** BEGIN **

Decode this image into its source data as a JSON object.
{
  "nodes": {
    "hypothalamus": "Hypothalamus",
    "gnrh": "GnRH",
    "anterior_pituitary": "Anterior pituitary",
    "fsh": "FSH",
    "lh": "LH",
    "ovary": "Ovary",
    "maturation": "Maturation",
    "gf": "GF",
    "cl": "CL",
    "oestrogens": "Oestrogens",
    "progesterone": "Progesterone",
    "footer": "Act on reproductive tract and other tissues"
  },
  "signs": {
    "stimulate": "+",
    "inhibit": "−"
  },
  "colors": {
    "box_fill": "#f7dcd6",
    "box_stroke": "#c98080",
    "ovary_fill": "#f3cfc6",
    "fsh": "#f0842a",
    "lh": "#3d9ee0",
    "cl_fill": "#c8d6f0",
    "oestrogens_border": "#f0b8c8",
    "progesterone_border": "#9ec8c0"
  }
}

** END **
** BEGIN **

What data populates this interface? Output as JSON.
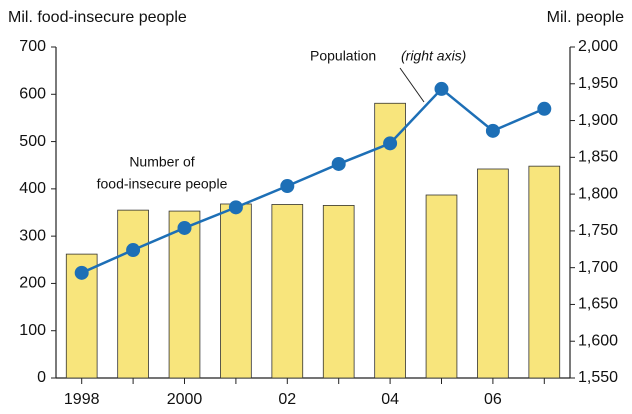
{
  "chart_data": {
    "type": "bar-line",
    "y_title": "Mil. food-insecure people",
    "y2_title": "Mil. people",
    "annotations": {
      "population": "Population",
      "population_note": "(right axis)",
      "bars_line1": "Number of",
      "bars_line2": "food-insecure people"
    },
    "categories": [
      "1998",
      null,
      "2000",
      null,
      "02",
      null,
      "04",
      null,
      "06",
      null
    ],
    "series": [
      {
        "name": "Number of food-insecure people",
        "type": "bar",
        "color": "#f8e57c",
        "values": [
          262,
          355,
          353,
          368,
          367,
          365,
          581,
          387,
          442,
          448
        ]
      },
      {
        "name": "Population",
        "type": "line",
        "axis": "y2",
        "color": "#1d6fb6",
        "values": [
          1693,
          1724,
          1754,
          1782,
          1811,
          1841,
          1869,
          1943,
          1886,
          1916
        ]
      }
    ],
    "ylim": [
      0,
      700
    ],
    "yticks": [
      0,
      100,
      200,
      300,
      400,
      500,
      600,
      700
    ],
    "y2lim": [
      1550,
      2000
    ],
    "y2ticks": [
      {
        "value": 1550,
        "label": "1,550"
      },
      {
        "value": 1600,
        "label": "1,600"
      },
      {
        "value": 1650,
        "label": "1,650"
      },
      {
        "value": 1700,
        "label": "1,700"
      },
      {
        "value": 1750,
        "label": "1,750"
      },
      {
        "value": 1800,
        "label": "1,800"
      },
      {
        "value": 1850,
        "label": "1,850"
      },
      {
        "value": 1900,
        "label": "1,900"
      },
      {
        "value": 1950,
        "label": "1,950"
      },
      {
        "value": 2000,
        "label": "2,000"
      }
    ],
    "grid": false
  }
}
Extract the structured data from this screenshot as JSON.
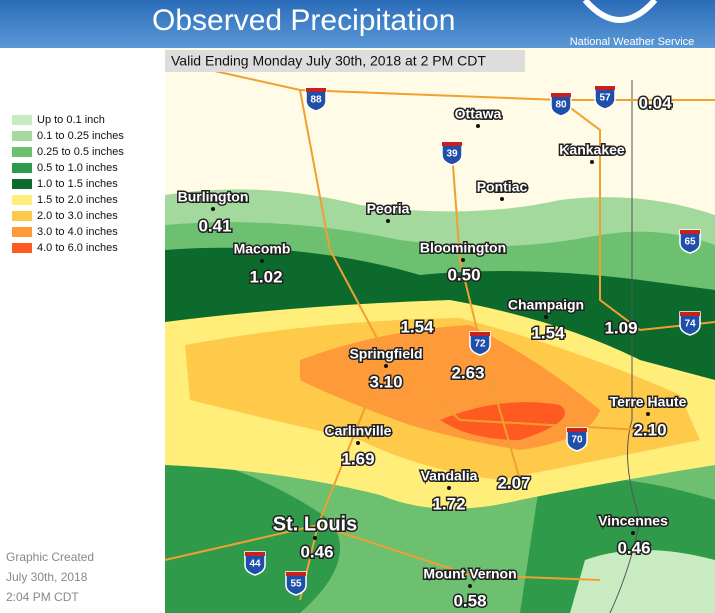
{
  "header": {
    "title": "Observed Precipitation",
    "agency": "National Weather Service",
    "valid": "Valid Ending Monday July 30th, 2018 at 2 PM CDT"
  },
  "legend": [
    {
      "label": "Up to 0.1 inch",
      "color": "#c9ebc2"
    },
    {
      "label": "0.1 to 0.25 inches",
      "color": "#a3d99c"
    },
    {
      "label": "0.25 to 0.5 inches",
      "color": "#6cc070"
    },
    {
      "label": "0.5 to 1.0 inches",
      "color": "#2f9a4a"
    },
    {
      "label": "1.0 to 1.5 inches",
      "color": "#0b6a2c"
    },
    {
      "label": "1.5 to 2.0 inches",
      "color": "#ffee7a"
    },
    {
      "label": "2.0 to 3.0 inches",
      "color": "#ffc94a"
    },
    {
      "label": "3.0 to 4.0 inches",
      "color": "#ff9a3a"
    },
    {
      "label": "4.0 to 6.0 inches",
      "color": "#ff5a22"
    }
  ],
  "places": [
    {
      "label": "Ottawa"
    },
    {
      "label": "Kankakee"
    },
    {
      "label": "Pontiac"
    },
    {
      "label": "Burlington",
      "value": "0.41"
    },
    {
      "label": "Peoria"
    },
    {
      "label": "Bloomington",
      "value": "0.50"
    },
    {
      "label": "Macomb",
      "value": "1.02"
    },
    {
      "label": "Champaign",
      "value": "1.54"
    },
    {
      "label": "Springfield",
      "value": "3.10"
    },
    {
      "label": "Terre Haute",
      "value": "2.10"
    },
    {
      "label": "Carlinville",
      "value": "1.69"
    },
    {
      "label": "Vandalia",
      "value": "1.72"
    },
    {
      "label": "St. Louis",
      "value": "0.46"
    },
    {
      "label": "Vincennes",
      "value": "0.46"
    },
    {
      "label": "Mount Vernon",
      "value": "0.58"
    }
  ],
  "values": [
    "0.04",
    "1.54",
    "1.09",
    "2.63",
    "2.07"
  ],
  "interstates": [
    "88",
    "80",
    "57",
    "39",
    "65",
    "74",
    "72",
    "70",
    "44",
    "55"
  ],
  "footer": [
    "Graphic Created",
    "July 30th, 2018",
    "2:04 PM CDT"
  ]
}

** END **
** BEGIN **

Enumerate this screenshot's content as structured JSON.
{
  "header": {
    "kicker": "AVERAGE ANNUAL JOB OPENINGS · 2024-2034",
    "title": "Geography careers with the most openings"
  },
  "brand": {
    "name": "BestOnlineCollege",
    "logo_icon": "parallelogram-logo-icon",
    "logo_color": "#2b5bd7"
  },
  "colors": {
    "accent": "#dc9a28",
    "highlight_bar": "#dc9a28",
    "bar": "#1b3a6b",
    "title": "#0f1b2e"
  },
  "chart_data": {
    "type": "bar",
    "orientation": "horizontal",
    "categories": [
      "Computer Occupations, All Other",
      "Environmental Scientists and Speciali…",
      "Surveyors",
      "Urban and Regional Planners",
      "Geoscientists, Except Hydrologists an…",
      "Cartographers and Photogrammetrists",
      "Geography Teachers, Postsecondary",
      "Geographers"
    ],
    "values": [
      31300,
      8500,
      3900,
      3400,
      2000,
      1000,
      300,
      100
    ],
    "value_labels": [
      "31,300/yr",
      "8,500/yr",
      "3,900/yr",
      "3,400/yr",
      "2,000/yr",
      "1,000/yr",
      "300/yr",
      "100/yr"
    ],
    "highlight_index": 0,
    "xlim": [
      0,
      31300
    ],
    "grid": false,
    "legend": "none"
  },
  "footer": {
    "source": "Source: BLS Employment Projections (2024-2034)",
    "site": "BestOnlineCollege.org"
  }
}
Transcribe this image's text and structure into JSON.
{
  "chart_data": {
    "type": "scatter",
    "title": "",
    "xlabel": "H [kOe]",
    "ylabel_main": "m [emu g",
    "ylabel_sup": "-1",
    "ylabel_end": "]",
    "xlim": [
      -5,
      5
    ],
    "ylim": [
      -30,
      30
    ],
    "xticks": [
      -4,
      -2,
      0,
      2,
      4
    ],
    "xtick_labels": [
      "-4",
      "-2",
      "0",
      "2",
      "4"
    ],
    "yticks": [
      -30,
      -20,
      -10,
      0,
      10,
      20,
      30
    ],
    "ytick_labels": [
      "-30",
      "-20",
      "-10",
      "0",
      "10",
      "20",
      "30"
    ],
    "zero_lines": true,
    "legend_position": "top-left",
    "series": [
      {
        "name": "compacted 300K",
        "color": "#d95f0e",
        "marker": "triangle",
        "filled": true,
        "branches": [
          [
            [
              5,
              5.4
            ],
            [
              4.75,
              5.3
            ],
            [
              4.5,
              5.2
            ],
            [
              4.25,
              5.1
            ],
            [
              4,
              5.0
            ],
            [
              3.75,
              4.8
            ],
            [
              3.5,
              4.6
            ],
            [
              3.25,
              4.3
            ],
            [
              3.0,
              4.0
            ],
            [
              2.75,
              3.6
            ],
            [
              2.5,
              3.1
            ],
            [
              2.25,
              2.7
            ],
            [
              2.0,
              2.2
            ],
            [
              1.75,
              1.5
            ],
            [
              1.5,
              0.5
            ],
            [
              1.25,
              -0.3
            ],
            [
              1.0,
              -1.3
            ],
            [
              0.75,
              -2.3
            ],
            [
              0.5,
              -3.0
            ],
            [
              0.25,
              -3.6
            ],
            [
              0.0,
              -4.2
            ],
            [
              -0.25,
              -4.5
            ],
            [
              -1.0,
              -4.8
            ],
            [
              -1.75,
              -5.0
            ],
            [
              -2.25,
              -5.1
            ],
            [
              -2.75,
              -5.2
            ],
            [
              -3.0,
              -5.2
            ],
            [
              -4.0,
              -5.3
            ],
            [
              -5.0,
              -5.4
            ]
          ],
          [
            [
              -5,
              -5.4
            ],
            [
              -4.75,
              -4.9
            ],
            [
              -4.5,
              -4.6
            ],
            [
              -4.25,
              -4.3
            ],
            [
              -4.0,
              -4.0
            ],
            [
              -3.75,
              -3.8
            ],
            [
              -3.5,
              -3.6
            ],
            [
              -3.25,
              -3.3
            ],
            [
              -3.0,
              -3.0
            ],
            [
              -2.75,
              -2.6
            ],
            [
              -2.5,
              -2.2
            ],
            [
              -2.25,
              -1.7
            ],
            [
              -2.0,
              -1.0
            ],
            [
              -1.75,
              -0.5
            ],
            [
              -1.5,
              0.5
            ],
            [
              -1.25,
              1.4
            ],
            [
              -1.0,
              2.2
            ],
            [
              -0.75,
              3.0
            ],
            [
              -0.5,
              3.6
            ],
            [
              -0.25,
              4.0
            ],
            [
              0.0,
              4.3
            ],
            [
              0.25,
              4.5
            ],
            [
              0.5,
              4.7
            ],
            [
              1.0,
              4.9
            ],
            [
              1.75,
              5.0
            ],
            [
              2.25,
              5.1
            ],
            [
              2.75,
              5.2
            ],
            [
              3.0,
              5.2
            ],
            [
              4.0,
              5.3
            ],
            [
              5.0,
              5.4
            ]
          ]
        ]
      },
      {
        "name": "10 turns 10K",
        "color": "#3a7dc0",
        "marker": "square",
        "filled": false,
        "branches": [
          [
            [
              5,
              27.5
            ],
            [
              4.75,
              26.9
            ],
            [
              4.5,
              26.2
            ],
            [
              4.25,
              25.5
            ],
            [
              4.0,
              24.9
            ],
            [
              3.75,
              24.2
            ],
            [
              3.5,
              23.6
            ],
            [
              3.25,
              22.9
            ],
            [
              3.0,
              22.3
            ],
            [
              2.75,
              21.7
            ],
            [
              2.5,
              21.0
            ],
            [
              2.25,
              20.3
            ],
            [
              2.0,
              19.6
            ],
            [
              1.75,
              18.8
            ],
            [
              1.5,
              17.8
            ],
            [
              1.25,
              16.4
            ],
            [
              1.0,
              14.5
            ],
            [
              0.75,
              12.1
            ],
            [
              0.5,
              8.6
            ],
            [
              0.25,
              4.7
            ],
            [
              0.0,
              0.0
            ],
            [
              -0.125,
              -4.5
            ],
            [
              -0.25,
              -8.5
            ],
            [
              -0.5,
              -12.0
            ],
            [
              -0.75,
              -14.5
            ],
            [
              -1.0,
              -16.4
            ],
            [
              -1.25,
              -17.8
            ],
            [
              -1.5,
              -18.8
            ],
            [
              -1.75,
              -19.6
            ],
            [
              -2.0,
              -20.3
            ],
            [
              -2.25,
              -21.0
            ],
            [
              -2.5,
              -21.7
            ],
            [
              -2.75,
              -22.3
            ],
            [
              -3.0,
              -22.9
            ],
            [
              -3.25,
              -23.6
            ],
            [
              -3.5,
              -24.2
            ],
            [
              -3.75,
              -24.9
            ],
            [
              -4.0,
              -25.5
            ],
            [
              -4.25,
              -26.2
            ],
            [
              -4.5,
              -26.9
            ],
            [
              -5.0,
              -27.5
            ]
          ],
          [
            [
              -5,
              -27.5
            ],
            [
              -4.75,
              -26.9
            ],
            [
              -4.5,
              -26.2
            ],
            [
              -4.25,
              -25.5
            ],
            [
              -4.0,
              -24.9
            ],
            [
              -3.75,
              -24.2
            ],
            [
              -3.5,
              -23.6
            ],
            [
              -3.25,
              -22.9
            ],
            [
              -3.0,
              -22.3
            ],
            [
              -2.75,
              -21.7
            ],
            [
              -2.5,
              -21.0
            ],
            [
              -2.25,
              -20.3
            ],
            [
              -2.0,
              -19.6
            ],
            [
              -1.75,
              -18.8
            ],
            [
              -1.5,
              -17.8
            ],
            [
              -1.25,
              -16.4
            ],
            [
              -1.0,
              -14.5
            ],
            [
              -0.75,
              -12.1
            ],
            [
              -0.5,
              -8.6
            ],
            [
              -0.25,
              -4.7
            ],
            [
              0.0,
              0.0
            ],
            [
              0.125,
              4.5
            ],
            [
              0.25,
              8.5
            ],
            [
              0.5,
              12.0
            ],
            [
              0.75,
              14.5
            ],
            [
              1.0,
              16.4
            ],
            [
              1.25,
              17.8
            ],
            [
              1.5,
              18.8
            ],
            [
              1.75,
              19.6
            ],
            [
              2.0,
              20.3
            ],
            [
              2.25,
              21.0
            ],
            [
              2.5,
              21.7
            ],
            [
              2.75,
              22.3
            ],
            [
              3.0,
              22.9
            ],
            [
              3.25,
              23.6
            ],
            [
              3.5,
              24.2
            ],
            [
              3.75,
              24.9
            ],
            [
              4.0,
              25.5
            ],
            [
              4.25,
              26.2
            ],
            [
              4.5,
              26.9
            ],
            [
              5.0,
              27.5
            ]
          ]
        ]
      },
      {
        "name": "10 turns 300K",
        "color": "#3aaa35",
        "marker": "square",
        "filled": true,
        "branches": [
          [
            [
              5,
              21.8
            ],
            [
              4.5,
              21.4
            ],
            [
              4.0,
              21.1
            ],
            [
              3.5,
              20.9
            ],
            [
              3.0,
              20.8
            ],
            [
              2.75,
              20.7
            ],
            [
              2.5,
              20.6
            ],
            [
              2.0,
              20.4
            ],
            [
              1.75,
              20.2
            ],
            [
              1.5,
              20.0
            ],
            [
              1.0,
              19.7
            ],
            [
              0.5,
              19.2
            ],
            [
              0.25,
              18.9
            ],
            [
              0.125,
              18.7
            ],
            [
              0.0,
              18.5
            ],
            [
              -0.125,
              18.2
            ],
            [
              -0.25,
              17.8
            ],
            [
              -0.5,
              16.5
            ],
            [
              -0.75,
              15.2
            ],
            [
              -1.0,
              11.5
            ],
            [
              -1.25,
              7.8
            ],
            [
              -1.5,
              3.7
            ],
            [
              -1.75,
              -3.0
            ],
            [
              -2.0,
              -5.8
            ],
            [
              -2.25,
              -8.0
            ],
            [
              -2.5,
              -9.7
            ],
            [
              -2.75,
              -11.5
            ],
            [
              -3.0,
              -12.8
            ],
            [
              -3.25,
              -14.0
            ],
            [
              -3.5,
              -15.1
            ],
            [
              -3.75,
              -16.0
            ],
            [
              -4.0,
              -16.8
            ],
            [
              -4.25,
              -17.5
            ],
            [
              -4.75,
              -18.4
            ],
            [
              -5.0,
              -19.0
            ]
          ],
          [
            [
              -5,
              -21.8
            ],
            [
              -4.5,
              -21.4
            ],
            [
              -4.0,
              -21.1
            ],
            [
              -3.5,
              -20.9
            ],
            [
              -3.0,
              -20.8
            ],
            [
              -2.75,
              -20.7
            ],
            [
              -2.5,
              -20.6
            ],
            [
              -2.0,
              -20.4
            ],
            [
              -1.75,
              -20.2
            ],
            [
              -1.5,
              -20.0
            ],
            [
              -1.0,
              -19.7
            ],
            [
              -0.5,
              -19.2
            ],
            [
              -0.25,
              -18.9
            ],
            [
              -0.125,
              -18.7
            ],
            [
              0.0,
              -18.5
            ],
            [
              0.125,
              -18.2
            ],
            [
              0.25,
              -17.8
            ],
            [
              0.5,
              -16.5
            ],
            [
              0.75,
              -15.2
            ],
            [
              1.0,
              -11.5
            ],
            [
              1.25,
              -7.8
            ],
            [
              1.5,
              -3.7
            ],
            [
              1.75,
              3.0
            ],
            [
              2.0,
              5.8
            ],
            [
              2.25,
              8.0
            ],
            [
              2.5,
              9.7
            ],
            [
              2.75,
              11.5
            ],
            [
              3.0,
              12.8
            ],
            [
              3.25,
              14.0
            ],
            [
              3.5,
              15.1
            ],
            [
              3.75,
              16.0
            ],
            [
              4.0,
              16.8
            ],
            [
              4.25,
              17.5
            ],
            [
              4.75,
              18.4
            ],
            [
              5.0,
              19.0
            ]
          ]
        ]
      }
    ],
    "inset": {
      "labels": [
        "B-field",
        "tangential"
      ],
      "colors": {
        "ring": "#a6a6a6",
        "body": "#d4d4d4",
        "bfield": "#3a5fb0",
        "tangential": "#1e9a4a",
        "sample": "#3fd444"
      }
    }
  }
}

** END **

▶ Exercise task:
Filter the records, keeping only lines that contain "food", and show those lines.

▶ Expected answer:
    "y_title": "Mil. food-insecure people",
      "bars_line2": "food-insecure people"
        "name": "Number of food-insecure people",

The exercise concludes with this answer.